Records supplied:
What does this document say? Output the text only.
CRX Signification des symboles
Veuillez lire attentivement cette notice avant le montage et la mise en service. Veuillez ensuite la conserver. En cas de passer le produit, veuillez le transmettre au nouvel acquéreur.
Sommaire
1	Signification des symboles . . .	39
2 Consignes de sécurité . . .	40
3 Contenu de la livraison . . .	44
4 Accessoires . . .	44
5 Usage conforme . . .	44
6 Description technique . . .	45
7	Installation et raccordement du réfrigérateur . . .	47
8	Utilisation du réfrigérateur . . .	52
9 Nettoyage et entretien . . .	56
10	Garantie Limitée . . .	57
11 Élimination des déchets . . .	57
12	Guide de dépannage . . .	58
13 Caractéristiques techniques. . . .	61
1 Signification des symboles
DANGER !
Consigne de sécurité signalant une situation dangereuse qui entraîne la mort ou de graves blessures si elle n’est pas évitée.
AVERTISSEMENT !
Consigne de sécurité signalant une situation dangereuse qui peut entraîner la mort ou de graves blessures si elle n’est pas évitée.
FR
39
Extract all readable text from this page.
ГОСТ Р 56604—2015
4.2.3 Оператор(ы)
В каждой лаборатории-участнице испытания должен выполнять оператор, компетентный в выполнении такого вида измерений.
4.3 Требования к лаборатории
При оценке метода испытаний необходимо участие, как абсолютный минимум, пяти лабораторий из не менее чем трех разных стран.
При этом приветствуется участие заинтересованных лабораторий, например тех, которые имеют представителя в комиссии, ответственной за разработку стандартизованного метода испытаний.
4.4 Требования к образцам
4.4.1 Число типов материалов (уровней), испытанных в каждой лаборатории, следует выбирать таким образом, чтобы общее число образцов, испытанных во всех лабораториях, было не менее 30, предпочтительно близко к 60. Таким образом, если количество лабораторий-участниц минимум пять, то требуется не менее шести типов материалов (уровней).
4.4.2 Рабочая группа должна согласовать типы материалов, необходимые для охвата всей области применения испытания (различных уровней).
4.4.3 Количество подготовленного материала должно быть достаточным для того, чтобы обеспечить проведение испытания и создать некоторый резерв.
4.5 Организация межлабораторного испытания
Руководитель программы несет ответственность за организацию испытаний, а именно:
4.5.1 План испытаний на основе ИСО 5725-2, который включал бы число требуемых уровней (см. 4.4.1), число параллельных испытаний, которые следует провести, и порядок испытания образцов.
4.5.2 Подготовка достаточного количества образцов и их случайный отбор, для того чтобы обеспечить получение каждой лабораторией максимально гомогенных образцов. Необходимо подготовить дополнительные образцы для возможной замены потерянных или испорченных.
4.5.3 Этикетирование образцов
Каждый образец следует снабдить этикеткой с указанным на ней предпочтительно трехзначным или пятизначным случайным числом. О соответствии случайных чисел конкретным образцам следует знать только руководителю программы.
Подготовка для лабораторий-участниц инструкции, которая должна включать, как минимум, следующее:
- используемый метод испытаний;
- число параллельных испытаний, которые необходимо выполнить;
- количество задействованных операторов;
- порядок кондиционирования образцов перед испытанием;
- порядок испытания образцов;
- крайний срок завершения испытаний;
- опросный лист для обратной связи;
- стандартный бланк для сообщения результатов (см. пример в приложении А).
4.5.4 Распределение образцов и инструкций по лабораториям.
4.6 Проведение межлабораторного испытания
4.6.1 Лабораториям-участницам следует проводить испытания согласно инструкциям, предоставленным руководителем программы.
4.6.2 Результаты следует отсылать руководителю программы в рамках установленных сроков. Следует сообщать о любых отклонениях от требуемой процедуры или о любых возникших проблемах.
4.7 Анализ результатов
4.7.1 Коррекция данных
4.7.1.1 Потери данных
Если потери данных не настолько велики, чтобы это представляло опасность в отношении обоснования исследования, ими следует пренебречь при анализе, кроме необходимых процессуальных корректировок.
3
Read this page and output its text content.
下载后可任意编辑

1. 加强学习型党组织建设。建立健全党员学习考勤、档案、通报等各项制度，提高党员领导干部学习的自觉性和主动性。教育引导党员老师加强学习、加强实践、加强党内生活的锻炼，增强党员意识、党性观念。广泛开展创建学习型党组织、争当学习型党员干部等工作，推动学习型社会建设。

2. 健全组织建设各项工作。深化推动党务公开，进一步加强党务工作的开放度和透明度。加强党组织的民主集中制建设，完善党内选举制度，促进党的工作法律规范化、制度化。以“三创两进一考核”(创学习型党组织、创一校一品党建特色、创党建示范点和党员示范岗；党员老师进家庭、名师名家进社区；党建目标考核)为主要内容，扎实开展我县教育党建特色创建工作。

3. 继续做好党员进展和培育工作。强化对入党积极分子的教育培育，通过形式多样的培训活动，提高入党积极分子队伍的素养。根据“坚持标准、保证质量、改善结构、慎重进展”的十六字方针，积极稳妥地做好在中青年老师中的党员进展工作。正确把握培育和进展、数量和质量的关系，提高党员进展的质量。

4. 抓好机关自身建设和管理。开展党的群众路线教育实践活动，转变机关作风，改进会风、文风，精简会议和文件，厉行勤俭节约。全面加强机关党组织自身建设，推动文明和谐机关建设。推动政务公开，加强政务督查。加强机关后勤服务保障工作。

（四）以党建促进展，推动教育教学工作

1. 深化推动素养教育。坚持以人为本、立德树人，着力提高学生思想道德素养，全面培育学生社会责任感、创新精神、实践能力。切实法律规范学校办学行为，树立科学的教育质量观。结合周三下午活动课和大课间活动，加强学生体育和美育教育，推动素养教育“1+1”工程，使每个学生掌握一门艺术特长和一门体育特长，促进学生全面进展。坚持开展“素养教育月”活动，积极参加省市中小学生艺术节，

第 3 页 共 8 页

What the task asks: Pick out all lines from the data above in which the word "образцам" appears.

Right answer:
4.4 Требования к образцам
Каждый образец следует снабдить этикеткой с указанным на ней предпочтительно трехзначным или пятизначным случайным числом. О соответствии случайных чисел конкретным образцам следует знать только руководителю программы.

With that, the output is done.